- **Exercise aim**
Reproduce every one of the entries below, character for character, without changing anything.

- **Stored records**
# # # #

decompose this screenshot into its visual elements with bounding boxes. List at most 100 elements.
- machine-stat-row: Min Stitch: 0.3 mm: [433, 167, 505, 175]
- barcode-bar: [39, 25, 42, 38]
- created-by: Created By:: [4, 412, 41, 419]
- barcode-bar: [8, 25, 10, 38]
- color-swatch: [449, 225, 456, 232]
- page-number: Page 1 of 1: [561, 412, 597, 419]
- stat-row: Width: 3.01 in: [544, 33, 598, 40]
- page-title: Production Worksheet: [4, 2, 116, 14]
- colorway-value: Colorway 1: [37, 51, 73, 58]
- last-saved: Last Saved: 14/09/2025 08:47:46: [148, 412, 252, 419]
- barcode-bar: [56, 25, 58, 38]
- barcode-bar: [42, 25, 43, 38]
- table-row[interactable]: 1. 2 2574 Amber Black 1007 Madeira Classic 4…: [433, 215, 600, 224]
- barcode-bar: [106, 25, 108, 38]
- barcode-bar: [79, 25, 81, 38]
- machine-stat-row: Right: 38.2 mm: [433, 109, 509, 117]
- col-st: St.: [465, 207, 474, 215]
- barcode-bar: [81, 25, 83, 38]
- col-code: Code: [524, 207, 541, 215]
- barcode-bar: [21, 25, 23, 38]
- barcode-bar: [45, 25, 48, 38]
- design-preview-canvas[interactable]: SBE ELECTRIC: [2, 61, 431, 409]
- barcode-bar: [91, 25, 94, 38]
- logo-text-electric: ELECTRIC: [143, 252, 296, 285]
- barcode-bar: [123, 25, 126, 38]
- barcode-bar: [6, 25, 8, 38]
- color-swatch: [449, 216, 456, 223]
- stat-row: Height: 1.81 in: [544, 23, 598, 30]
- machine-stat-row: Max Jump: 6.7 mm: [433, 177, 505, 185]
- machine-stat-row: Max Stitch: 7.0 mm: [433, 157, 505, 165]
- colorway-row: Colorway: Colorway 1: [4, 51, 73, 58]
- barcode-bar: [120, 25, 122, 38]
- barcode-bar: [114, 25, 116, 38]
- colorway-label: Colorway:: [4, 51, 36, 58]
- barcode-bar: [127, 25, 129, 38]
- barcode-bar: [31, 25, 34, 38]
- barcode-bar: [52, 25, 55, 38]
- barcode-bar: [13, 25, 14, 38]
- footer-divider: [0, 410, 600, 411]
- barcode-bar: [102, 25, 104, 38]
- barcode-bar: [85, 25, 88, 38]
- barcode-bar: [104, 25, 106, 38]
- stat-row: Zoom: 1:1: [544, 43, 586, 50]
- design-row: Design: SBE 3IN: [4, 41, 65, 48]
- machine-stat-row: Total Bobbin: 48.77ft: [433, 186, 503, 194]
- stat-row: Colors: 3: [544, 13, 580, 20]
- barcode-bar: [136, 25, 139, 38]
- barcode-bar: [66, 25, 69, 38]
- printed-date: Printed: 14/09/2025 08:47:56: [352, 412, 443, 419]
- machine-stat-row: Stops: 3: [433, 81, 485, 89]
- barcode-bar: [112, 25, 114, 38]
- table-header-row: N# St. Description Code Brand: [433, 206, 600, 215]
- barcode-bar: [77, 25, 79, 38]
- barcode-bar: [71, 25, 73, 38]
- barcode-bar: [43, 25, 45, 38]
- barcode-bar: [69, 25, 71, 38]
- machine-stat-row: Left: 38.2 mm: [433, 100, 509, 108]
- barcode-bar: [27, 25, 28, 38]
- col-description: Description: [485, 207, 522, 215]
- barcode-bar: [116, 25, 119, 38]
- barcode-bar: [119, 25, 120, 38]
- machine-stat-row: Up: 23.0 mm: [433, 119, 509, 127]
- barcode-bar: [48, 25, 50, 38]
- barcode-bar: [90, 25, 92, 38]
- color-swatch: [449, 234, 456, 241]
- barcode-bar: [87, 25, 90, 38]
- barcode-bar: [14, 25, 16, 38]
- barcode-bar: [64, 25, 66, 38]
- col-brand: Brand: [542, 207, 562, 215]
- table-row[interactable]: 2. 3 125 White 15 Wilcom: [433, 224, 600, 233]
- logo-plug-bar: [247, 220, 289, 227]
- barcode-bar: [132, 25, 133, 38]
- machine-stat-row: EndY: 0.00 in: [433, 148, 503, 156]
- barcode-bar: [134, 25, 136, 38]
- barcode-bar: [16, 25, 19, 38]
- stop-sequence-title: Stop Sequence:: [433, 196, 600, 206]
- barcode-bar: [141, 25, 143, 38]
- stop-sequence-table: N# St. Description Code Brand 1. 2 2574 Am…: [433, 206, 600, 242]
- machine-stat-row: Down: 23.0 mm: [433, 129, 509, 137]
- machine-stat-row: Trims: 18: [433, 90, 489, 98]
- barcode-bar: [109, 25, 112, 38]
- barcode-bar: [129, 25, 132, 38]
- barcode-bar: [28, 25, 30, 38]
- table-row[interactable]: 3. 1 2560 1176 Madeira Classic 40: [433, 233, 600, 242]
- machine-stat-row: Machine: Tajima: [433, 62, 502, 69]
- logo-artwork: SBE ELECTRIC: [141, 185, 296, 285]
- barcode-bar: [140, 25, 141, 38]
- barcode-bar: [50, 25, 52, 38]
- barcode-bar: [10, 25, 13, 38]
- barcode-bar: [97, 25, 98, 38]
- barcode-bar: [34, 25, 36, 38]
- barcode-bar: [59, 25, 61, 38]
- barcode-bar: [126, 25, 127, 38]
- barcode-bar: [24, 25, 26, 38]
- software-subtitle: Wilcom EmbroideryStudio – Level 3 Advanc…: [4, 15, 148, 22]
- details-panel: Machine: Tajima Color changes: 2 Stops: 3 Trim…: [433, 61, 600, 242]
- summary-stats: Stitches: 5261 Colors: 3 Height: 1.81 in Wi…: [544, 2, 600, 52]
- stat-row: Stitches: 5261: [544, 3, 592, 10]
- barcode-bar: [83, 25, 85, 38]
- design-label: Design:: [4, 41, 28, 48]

# # # #

- **The solution**
decompose this screenshot into its visual elements with bounding boxes. List at most 100 elements.
- machine-stat-row: Min Stitch: 0.3 mm: [433, 167, 505, 175]
- barcode-bar: [39, 25, 42, 38]
- created-by: Created By:: [4, 412, 41, 419]
- barcode-bar: [8, 25, 10, 38]
- color-swatch: [449, 225, 456, 232]
- page-number: Page 1 of 1: [561, 412, 597, 419]
- stat-row: Width: 3.01 in: [544, 33, 598, 40]
- page-title: Production Worksheet: [4, 2, 116, 14]
- colorway-value: Colorway 1: [37, 51, 73, 58]
- last-saved: Last Saved: 14/09/2025 08:47:46: [148, 412, 252, 419]
- barcode-bar: [56, 25, 58, 38]
- barcode-bar: [42, 25, 43, 38]
- table-row[interactable]: 1. 2 2574 Amber Black 1007 Madeira Classic 4…: [433, 215, 600, 224]
- barcode-bar: [106, 25, 108, 38]
- barcode-bar: [79, 25, 81, 38]
- machine-stat-row: Right: 38.2 mm: [433, 109, 509, 117]
- col-st: St.: [465, 207, 474, 215]
- barcode-bar: [81, 25, 83, 38]
- col-code: Code: [524, 207, 541, 215]
- barcode-bar: [21, 25, 23, 38]
- barcode-bar: [45, 25, 48, 38]
- design-preview-canvas[interactable]: SBE ELECTRIC: [2, 61, 431, 409]
- barcode-bar: [91, 25, 94, 38]
- logo-text-electric: ELECTRIC: [143, 252, 296, 285]
- barcode-bar: [123, 25, 126, 38]
- barcode-bar: [6, 25, 8, 38]
- color-swatch: [449, 216, 456, 223]
- stat-row: Height: 1.81 in: [544, 23, 598, 30]
- machine-stat-row: Max Jump: 6.7 mm: [433, 177, 505, 185]
- machine-stat-row: Max Stitch: 7.0 mm: [433, 157, 505, 165]
- colorway-row: Colorway: Colorway 1: [4, 51, 73, 58]
- barcode-bar: [120, 25, 122, 38]
- barcode-bar: [114, 25, 116, 38]
- colorway-label: Colorway:: [4, 51, 36, 58]
- barcode-bar: [127, 25, 129, 38]
- barcode-bar: [31, 25, 34, 38]
- barcode-bar: [52, 25, 55, 38]
- barcode-bar: [13, 25, 14, 38]
- footer-divider: [0, 410, 600, 411]
- barcode-bar: [102, 25, 104, 38]
- barcode-bar: [85, 25, 88, 38]
- barcode-bar: [104, 25, 106, 38]
- stat-row: Zoom: 1:1: [544, 43, 586, 50]
- design-row: Design: SBE 3IN: [4, 41, 65, 48]
- machine-stat-row: Total Bobbin: 48.77ft: [433, 186, 503, 194]
- stat-row: Colors: 3: [544, 13, 580, 20]
- barcode-bar: [136, 25, 139, 38]
- barcode-bar: [66, 25, 69, 38]
- printed-date: Printed: 14/09/2025 08:47:56: [352, 412, 443, 419]
- machine-stat-row: Stops: 3: [433, 81, 485, 89]
- barcode-bar: [112, 25, 114, 38]
- table-header-row: N# St. Description Code Brand: [433, 206, 600, 215]
- barcode-bar: [77, 25, 79, 38]
- barcode-bar: [71, 25, 73, 38]
- barcode-bar: [43, 25, 45, 38]
- barcode-bar: [69, 25, 71, 38]
- machine-stat-row: Left: 38.2 mm: [433, 100, 509, 108]
- barcode-bar: [27, 25, 28, 38]
- col-description: Description: [485, 207, 522, 215]
- barcode-bar: [116, 25, 119, 38]
- barcode-bar: [119, 25, 120, 38]
- machine-stat-row: Up: 23.0 mm: [433, 119, 509, 127]
- barcode-bar: [48, 25, 50, 38]
- barcode-bar: [90, 25, 92, 38]
- color-swatch: [449, 234, 456, 241]
- barcode-bar: [87, 25, 90, 38]
- barcode-bar: [14, 25, 16, 38]
- barcode-bar: [64, 25, 66, 38]
- col-brand: Brand: [542, 207, 562, 215]
- table-row[interactable]: 2. 3 125 White 15 Wilcom: [433, 224, 600, 233]
- logo-plug-bar: [247, 220, 289, 227]
- barcode-bar: [132, 25, 133, 38]
- machine-stat-row: EndY: 0.00 in: [433, 148, 503, 156]
- barcode-bar: [134, 25, 136, 38]
- barcode-bar: [16, 25, 19, 38]
- stop-sequence-title: Stop Sequence:: [433, 196, 600, 206]
- barcode-bar: [141, 25, 143, 38]
- stop-sequence-table: N# St. Description Code Brand 1. 2 2574 Am…: [433, 206, 600, 242]
- machine-stat-row: Down: 23.0 mm: [433, 129, 509, 137]
- machine-stat-row: Trims: 18: [433, 90, 489, 98]
- barcode-bar: [109, 25, 112, 38]
- barcode-bar: [129, 25, 132, 38]
- barcode-bar: [28, 25, 30, 38]
- table-row[interactable]: 3. 1 2560 1176 Madeira Classic 40: [433, 233, 600, 242]
- machine-stat-row: Machine: Tajima: [433, 62, 502, 69]
- logo-artwork: SBE ELECTRIC: [141, 185, 296, 285]
- barcode-bar: [140, 25, 141, 38]
- barcode-bar: [50, 25, 52, 38]
- barcode-bar: [10, 25, 13, 38]
- barcode-bar: [97, 25, 98, 38]
- barcode-bar: [34, 25, 36, 38]
- barcode-bar: [59, 25, 61, 38]
- barcode-bar: [126, 25, 127, 38]
- barcode-bar: [24, 25, 26, 38]
- software-subtitle: Wilcom EmbroideryStudio – Level 3 Advanc…: [4, 15, 148, 22]
- details-panel: Machine: Tajima Color changes: 2 Stops: 3 Trim…: [433, 61, 600, 242]
- summary-stats: Stitches: 5261 Colors: 3 Height: 1.81 in Wi…: [544, 2, 600, 52]
- stat-row: Stitches: 5261: [544, 3, 592, 10]
- barcode-bar: [83, 25, 85, 38]
- design-label: Design:: [4, 41, 28, 48]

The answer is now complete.